» Stored rows
_ _ _ _ _
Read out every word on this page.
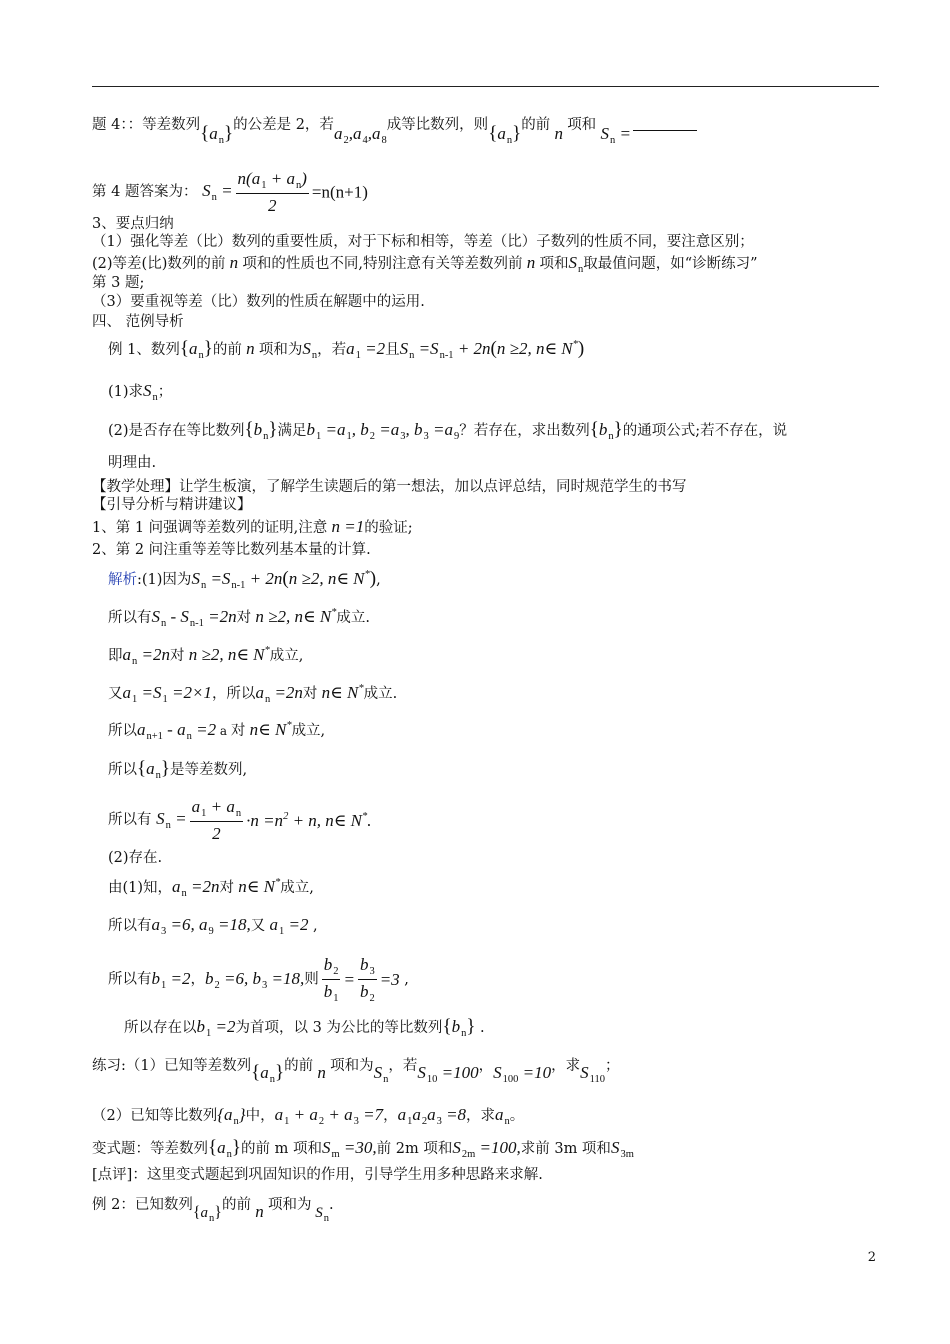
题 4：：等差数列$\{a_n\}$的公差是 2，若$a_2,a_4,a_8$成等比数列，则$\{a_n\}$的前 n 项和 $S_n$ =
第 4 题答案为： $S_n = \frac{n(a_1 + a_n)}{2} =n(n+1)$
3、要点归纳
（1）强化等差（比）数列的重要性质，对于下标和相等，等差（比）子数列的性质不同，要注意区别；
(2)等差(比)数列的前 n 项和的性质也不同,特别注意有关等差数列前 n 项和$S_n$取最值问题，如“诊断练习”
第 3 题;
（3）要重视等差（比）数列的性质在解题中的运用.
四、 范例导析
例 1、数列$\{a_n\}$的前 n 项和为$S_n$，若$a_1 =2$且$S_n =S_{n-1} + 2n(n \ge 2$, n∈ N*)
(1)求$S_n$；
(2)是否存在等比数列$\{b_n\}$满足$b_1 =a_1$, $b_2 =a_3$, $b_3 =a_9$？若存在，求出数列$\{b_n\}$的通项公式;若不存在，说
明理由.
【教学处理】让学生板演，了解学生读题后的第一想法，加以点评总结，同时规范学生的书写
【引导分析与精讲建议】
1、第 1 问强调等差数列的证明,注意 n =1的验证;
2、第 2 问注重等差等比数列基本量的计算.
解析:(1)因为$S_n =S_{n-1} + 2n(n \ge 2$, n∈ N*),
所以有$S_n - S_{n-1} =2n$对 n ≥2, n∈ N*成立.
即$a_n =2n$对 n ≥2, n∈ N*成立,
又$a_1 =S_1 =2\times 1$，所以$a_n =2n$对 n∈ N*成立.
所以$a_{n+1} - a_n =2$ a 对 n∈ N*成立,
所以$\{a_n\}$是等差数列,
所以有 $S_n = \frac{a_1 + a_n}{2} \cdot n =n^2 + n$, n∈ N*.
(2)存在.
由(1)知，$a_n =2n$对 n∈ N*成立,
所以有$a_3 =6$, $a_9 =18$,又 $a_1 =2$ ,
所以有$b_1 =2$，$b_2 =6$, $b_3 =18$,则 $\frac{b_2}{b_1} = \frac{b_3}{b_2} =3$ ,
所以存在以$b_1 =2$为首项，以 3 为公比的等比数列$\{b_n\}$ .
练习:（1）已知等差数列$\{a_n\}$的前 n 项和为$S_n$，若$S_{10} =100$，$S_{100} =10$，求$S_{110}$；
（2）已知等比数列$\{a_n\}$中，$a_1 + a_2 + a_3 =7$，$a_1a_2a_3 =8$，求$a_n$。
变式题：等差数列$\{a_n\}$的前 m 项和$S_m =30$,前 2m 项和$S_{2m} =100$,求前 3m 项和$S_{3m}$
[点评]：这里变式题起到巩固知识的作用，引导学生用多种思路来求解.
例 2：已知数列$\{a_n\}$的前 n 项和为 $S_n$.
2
_ _ _ _ _
» Problem to work on
Transcribe the material exactly, leaving every picture out.

» Response to the exercise
Read out every word on this page.
题 4：：等差数列$\{a_n\}$的公差是 2，若$a_2,a_4,a_8$成等比数列，则$\{a_n\}$的前 n 项和 $S_n$ =
第 4 题答案为： $S_n = \frac{n(a_1 + a_n)}{2} =n(n+1)$
3、要点归纳
（1）强化等差（比）数列的重要性质，对于下标和相等，等差（比）子数列的性质不同，要注意区别；
(2)等差(比)数列的前 n 项和的性质也不同,特别注意有关等差数列前 n 项和$S_n$取最值问题，如“诊断练习”
第 3 题;
（3）要重视等差（比）数列的性质在解题中的运用.
四、 范例导析
例 1、数列$\{a_n\}$的前 n 项和为$S_n$，若$a_1 =2$且$S_n =S_{n-1} + 2n(n \ge 2$, n∈ N*)
(1)求$S_n$；
(2)是否存在等比数列$\{b_n\}$满足$b_1 =a_1$, $b_2 =a_3$, $b_3 =a_9$？若存在，求出数列$\{b_n\}$的通项公式;若不存在，说
明理由.
【教学处理】让学生板演，了解学生读题后的第一想法，加以点评总结，同时规范学生的书写
【引导分析与精讲建议】
1、第 1 问强调等差数列的证明,注意 n =1的验证;
2、第 2 问注重等差等比数列基本量的计算.
解析:(1)因为$S_n =S_{n-1} + 2n(n \ge 2$, n∈ N*),
所以有$S_n - S_{n-1} =2n$对 n ≥2, n∈ N*成立.
即$a_n =2n$对 n ≥2, n∈ N*成立,
又$a_1 =S_1 =2\times 1$，所以$a_n =2n$对 n∈ N*成立.
所以$a_{n+1} - a_n =2$ a 对 n∈ N*成立,
所以$\{a_n\}$是等差数列,
所以有 $S_n = \frac{a_1 + a_n}{2} \cdot n =n^2 + n$, n∈ N*.
(2)存在.
由(1)知，$a_n =2n$对 n∈ N*成立,
所以有$a_3 =6$, $a_9 =18$,又 $a_1 =2$ ,
所以有$b_1 =2$，$b_2 =6$, $b_3 =18$,则 $\frac{b_2}{b_1} = \frac{b_3}{b_2} =3$ ,
所以存在以$b_1 =2$为首项，以 3 为公比的等比数列$\{b_n\}$ .
练习:（1）已知等差数列$\{a_n\}$的前 n 项和为$S_n$，若$S_{10} =100$，$S_{100} =10$，求$S_{110}$；
（2）已知等比数列$\{a_n\}$中，$a_1 + a_2 + a_3 =7$，$a_1a_2a_3 =8$，求$a_n$。
变式题：等差数列$\{a_n\}$的前 m 项和$S_m =30$,前 2m 项和$S_{2m} =100$,求前 3m 项和$S_{3m}$
[点评]：这里变式题起到巩固知识的作用，引导学生用多种思路来求解.
例 2：已知数列$\{a_n\}$的前 n 项和为 $S_n$.
2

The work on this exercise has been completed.